Where a line below holds the string "response", copy that line.

──────────

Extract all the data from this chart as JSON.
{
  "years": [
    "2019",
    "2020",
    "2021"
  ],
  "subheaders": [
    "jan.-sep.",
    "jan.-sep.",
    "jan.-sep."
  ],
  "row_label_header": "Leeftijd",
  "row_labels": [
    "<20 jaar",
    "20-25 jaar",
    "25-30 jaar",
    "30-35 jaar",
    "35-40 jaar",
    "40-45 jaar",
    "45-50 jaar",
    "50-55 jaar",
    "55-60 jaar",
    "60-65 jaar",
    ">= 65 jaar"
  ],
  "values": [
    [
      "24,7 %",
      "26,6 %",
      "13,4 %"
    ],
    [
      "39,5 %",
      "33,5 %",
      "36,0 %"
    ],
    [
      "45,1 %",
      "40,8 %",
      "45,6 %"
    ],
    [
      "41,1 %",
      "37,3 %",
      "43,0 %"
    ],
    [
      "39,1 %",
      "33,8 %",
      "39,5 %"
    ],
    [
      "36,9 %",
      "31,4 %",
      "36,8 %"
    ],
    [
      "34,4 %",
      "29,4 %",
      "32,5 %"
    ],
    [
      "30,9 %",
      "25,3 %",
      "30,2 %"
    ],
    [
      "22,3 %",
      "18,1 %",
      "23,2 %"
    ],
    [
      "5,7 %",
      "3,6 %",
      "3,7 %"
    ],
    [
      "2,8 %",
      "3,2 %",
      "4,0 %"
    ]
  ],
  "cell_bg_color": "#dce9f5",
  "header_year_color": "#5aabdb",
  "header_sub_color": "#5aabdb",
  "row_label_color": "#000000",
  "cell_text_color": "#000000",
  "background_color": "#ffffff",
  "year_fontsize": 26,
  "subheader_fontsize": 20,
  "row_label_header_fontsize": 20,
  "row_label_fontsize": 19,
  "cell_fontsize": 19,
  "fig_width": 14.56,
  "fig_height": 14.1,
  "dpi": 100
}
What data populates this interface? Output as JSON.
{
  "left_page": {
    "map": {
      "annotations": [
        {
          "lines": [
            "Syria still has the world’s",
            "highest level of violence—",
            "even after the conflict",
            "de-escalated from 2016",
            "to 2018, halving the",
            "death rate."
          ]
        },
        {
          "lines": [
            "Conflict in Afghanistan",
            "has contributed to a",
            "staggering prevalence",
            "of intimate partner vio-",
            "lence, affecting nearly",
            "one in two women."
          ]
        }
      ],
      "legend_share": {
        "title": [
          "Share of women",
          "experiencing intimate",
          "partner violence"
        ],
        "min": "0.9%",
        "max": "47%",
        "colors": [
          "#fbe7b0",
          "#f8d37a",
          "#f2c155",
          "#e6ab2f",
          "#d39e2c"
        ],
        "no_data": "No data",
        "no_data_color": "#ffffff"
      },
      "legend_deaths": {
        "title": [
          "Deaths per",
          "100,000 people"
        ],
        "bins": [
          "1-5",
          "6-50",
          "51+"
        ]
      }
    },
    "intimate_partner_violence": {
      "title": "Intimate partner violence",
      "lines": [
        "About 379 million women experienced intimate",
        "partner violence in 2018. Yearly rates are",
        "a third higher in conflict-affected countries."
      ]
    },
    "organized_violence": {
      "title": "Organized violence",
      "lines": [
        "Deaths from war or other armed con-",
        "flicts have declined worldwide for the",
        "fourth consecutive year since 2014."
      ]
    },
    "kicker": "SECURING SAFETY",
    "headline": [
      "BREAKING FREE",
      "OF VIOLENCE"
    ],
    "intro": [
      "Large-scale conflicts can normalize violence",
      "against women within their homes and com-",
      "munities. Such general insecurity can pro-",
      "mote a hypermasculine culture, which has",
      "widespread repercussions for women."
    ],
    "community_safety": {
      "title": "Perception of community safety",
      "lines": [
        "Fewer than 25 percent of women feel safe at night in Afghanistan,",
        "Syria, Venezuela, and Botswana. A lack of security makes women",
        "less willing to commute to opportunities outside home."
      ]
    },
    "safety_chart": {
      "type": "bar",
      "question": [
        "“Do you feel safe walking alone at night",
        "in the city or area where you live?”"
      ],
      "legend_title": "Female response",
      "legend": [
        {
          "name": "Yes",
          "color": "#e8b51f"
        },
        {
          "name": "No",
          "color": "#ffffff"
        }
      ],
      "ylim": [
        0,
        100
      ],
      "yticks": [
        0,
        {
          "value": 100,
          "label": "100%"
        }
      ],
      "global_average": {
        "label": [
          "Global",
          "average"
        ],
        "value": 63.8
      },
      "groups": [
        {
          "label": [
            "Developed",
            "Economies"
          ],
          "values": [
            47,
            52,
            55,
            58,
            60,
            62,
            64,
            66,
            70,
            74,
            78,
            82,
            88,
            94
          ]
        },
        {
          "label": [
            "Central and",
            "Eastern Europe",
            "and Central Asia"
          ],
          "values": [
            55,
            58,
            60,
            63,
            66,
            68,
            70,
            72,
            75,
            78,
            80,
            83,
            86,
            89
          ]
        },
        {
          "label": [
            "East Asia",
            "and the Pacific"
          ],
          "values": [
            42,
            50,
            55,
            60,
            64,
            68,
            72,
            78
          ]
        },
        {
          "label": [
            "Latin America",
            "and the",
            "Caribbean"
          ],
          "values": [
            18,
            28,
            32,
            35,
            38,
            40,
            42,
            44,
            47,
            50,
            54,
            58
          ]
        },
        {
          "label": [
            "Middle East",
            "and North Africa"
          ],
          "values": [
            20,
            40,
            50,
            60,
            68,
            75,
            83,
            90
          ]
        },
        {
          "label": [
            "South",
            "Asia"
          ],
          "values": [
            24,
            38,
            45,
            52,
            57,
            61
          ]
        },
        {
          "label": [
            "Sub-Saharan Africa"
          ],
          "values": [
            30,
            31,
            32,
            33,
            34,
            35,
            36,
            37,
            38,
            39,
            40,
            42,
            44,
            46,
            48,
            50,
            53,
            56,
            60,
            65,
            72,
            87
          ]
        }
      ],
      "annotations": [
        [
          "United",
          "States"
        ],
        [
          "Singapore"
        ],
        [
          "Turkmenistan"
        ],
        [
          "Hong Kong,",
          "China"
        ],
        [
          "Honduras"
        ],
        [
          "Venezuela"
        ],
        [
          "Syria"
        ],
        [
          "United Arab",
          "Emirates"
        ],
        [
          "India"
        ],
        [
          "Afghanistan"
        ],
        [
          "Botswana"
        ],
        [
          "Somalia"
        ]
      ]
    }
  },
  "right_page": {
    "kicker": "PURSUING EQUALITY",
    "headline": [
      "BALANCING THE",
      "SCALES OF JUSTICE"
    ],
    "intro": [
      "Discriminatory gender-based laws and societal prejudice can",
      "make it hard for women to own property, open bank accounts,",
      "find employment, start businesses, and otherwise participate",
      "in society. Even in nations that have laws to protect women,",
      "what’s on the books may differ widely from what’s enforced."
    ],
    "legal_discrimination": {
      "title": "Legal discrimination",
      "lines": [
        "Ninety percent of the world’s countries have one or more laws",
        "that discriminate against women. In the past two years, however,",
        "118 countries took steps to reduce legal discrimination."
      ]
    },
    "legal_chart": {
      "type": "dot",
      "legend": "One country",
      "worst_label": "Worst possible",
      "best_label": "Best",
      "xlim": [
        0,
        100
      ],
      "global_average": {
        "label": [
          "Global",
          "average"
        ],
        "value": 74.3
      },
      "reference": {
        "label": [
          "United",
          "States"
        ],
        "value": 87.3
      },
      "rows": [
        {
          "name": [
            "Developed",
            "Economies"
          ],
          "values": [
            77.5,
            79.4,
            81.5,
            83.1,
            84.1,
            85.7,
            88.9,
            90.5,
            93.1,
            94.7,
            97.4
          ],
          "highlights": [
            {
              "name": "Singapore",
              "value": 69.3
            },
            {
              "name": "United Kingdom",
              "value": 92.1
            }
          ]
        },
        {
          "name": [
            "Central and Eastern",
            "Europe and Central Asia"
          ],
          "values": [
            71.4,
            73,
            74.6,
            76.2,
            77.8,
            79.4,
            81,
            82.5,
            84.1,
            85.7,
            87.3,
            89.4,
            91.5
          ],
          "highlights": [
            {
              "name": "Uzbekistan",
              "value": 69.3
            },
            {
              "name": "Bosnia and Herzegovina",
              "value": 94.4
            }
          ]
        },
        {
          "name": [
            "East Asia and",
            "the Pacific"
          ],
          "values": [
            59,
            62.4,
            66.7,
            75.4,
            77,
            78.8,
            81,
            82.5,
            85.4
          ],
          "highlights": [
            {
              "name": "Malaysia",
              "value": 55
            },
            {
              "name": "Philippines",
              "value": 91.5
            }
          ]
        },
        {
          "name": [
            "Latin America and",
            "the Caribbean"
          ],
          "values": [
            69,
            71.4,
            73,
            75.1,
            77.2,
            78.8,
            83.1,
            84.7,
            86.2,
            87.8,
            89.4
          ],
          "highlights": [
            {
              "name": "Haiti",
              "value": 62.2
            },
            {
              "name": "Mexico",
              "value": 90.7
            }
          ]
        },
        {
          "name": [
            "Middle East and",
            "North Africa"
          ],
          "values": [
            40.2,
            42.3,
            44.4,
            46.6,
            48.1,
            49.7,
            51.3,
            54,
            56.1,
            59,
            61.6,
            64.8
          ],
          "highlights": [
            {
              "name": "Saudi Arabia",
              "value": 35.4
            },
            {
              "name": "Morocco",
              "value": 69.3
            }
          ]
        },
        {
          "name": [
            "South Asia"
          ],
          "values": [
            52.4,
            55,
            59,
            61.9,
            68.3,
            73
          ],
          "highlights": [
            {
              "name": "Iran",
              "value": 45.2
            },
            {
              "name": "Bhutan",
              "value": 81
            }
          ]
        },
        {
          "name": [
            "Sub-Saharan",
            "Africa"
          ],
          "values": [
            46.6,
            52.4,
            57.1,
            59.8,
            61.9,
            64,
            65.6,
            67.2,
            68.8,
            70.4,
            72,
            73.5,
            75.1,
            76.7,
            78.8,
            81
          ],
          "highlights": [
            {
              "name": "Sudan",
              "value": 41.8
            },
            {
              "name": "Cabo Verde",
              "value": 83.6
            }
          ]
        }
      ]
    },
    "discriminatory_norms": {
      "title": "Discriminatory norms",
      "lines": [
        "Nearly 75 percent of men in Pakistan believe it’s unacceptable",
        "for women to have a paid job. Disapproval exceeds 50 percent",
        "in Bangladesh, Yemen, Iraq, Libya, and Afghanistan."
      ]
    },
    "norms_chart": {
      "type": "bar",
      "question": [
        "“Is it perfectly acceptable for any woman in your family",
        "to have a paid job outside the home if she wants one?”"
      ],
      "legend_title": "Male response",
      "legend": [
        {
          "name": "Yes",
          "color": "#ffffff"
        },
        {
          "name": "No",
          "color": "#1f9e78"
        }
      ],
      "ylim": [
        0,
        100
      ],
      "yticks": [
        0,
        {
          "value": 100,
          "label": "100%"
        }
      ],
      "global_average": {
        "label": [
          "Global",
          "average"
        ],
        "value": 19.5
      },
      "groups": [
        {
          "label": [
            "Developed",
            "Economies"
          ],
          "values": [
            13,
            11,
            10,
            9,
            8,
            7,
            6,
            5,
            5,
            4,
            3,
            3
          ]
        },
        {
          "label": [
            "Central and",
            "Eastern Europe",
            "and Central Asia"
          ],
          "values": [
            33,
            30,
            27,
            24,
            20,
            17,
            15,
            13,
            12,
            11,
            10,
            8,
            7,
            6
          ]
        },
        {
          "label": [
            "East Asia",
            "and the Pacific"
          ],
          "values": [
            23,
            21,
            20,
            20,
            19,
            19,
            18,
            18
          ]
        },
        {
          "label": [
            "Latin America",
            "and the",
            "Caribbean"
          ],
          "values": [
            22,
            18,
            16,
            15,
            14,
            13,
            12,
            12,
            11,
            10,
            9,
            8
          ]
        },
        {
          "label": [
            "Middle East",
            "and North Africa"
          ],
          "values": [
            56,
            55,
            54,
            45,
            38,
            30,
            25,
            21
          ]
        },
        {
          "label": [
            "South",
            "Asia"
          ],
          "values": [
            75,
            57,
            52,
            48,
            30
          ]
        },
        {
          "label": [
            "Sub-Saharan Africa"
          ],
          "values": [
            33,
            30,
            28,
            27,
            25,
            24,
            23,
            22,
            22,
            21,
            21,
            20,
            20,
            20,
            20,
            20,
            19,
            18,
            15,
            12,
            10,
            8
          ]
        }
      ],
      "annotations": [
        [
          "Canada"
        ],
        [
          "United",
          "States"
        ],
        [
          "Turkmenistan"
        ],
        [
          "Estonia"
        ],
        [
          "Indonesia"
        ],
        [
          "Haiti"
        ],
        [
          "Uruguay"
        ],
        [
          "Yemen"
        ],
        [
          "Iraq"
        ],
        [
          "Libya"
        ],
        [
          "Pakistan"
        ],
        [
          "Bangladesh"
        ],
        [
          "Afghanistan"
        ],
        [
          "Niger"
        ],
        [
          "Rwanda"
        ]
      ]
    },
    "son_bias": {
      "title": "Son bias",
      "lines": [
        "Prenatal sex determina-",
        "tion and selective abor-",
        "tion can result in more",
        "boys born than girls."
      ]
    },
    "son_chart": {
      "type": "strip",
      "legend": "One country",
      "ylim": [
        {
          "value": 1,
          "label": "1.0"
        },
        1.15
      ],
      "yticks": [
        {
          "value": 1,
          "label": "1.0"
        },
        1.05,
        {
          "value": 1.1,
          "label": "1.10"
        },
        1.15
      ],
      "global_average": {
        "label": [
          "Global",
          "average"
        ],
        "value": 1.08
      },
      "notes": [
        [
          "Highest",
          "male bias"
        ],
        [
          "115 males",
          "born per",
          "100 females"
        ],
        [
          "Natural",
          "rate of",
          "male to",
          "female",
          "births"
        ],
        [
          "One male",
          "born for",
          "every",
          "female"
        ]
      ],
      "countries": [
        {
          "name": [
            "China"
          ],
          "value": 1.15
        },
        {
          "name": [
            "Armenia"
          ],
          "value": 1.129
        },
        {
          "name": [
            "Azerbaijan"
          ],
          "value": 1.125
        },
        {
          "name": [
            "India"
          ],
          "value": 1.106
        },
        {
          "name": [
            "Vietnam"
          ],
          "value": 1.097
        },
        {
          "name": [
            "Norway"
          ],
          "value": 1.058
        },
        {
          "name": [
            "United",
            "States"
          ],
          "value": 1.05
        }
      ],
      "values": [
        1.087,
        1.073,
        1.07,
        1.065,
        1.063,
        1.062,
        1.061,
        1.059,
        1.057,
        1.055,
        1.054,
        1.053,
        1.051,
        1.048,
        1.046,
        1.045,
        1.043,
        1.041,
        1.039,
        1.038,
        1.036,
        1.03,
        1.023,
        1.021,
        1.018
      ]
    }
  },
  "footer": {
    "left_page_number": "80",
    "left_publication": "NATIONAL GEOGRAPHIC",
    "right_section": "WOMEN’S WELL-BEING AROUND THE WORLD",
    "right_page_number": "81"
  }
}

──────────

THE SOLUTION:
      "legend_title": "Female response",
      "legend_title": "Male response",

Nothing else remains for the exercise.